INSTRUCTION:
Check each line below for the word "style", and copy those that have it.

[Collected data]
+-------+

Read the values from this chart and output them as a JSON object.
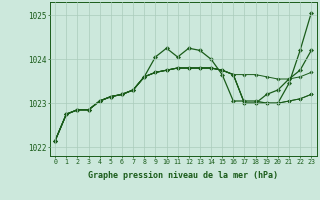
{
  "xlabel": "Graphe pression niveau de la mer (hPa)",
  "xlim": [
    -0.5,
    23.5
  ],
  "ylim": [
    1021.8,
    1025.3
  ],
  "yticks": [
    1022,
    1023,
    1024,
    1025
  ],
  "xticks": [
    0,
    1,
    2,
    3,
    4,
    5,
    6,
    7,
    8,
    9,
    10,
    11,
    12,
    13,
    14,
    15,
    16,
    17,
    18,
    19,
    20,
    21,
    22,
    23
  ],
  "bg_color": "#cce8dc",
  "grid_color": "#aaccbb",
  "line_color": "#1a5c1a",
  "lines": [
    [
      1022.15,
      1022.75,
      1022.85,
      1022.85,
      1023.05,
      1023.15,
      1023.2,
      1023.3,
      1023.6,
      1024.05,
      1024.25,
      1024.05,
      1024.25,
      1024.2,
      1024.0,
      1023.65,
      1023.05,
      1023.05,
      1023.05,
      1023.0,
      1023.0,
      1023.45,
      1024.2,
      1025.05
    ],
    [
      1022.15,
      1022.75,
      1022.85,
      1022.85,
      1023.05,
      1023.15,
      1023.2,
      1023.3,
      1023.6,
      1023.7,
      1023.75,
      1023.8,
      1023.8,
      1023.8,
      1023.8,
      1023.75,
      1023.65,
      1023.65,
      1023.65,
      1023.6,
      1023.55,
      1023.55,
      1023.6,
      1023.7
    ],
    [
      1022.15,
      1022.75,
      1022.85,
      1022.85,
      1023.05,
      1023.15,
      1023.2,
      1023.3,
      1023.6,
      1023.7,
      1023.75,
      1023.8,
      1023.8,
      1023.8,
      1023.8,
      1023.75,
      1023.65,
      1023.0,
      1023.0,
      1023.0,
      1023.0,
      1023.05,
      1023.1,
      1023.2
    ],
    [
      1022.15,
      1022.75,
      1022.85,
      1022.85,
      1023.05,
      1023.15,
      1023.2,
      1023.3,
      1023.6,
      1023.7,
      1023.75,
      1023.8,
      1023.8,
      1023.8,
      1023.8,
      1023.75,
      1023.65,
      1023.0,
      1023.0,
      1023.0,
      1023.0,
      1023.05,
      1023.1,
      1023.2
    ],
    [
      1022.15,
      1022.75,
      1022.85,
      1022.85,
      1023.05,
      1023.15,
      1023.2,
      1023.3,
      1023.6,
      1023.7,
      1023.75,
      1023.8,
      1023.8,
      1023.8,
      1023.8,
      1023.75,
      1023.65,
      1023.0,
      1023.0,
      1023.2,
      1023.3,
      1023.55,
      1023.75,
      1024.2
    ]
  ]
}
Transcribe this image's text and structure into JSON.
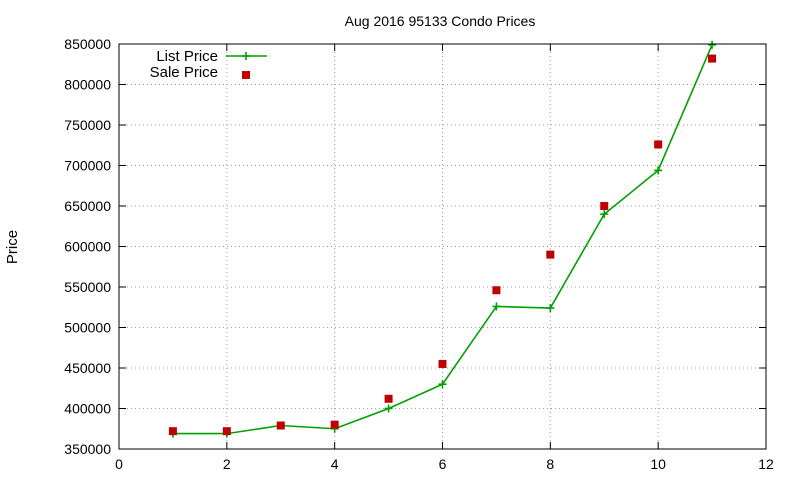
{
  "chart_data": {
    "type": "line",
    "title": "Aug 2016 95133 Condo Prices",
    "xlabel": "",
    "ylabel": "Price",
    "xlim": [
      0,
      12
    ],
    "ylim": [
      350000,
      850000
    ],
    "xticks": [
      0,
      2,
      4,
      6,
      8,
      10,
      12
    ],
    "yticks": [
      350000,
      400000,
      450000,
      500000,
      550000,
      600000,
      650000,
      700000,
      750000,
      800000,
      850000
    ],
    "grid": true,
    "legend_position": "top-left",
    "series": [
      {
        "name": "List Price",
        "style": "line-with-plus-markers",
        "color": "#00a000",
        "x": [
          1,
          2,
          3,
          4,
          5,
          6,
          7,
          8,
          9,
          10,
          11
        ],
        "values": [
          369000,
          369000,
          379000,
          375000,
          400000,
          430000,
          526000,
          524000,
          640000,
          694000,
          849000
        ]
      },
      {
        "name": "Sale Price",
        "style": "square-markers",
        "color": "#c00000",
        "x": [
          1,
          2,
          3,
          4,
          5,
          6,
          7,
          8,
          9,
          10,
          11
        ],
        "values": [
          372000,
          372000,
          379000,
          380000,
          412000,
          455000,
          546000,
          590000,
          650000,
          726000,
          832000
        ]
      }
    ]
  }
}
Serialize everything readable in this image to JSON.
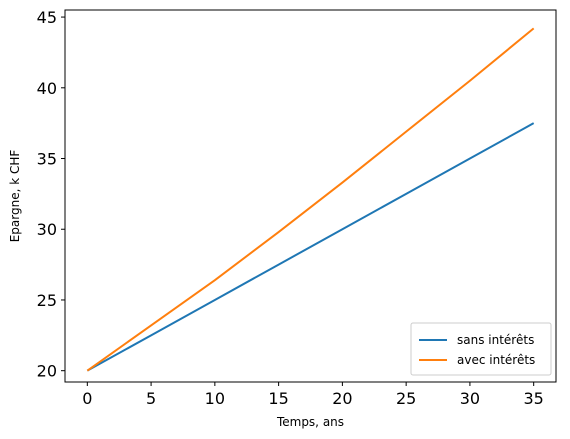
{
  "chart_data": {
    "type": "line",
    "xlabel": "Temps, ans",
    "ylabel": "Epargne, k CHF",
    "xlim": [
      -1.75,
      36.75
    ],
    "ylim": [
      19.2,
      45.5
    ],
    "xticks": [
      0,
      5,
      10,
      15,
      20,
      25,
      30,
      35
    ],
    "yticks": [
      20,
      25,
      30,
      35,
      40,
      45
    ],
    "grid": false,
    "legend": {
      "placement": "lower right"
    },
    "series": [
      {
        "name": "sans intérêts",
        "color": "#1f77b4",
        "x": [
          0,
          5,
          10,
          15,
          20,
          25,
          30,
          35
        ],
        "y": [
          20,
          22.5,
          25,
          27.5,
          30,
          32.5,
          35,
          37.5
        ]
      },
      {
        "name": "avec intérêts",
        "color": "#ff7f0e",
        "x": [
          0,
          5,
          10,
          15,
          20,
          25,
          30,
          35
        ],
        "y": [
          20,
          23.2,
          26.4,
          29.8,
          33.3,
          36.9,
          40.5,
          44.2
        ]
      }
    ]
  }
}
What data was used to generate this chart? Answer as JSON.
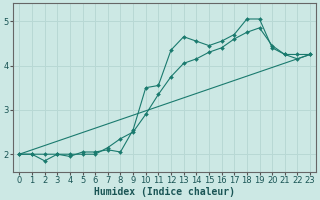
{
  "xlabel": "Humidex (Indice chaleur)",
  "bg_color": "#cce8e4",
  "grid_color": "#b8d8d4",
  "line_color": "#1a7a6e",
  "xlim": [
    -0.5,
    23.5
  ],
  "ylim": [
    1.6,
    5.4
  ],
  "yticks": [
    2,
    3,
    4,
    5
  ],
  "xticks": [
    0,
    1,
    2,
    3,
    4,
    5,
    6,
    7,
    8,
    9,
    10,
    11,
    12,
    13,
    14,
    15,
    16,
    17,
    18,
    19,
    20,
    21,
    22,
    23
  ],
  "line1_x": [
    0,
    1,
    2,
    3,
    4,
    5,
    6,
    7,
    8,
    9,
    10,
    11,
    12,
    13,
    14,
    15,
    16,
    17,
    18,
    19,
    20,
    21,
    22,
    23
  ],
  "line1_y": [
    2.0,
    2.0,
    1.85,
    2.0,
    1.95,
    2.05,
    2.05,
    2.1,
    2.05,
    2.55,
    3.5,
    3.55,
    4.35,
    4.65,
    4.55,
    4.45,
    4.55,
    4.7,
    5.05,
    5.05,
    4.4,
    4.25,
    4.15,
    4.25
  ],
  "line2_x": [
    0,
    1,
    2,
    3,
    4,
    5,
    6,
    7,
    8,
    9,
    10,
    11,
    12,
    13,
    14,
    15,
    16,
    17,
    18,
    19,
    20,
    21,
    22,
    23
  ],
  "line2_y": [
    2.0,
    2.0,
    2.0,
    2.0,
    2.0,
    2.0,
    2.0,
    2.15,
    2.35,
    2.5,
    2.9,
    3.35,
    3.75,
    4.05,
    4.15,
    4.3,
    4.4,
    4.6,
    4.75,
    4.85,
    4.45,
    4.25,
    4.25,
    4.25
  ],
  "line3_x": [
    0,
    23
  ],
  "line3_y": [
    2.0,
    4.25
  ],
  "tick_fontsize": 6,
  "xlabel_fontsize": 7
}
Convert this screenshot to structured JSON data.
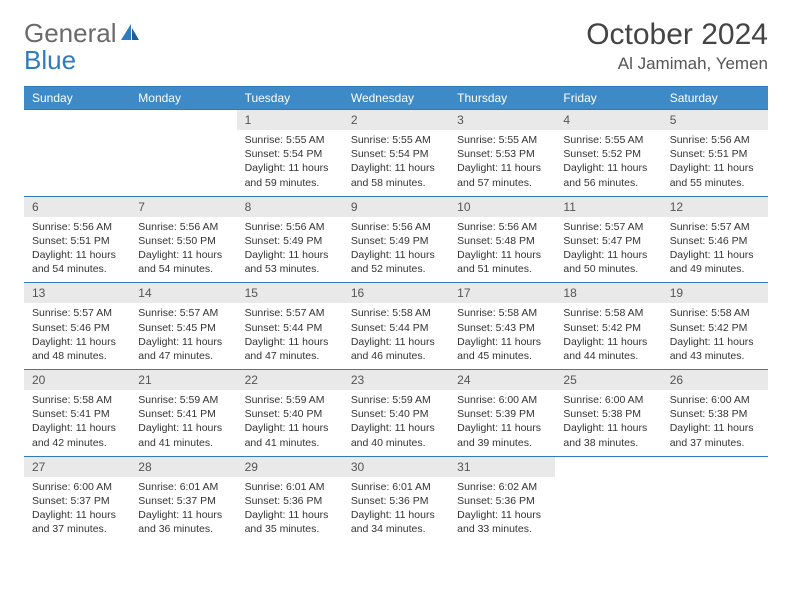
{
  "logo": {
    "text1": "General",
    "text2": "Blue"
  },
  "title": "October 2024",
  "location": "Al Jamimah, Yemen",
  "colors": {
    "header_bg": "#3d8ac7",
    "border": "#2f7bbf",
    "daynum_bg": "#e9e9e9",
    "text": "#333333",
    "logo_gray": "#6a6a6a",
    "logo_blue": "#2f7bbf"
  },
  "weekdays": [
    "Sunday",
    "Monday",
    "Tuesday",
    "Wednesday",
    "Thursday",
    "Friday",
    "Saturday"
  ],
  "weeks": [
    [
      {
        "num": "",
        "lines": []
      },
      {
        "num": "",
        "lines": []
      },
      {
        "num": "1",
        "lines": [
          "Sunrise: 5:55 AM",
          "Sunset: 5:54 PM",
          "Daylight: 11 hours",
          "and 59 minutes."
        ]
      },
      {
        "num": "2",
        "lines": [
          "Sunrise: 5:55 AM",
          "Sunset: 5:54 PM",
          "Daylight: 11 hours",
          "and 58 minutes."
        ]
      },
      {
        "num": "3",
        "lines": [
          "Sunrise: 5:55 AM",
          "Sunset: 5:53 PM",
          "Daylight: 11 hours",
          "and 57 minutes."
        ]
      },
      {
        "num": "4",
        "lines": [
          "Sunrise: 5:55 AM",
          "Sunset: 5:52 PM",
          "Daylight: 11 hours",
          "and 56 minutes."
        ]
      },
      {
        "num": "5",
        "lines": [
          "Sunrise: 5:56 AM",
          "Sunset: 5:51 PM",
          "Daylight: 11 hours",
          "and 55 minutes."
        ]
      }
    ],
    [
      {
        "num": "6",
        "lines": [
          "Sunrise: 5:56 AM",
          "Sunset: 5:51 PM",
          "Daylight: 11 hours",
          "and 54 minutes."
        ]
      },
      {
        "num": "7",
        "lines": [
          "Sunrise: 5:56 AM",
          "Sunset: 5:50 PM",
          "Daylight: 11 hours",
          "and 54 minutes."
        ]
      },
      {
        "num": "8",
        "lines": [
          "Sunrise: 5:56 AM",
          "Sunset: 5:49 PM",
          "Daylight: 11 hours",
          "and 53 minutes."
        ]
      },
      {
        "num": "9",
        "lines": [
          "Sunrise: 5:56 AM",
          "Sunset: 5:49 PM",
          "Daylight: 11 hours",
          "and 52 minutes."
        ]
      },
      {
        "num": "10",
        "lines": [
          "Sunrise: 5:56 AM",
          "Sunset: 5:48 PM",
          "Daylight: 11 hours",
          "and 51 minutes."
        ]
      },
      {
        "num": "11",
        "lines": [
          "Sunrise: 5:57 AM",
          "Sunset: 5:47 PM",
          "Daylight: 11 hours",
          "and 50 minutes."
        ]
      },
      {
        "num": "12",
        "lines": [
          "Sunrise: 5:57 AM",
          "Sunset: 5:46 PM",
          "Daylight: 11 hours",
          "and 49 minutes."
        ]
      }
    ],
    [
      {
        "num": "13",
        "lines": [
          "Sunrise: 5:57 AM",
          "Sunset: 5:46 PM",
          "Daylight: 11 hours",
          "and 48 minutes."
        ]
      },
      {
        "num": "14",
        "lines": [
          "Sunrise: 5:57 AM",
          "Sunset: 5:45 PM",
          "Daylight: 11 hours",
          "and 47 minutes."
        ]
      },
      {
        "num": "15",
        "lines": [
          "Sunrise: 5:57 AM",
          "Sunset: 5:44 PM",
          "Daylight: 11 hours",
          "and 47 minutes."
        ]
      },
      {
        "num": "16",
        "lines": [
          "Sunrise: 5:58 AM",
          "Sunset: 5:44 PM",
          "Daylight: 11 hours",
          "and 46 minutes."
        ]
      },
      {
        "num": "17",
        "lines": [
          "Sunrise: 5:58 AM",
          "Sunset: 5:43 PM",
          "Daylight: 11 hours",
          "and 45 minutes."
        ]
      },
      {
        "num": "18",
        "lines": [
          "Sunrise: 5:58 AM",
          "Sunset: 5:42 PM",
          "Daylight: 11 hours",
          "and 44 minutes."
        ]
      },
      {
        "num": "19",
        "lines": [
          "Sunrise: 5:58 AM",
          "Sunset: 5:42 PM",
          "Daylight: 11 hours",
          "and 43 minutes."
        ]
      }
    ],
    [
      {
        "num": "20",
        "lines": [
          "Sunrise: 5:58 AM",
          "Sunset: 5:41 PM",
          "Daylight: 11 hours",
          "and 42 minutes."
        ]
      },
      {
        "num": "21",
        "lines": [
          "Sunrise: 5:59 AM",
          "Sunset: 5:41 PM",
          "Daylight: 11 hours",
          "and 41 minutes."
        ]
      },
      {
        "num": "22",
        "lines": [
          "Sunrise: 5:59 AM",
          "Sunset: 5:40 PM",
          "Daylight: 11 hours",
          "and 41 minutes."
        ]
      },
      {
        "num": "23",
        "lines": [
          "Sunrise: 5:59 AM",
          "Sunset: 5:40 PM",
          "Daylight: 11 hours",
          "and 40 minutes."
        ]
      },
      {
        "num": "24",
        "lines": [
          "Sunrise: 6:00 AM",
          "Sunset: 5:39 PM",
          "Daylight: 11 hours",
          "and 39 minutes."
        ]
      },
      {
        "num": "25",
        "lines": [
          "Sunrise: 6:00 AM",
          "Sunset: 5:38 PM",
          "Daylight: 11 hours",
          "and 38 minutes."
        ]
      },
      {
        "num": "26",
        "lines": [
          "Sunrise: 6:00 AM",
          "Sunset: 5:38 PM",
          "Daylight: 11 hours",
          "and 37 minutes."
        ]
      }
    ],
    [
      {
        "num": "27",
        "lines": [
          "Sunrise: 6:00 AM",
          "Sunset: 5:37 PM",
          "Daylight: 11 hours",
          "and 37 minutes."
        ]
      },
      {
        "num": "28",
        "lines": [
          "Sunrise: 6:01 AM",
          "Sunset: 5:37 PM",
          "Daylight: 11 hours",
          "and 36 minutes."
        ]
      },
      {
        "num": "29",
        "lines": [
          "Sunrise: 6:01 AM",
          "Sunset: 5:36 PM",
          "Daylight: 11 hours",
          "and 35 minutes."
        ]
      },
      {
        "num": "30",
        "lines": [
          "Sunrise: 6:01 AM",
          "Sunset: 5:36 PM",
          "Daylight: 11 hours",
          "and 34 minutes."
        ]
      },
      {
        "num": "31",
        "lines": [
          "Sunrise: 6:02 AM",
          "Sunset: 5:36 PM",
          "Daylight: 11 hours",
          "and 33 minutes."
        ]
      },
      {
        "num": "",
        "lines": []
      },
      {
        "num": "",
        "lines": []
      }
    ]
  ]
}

+-------+

ANSWER TO THIS PROBLEM:
        "style": "line-with-plus-markers",
        "style": "square-markers",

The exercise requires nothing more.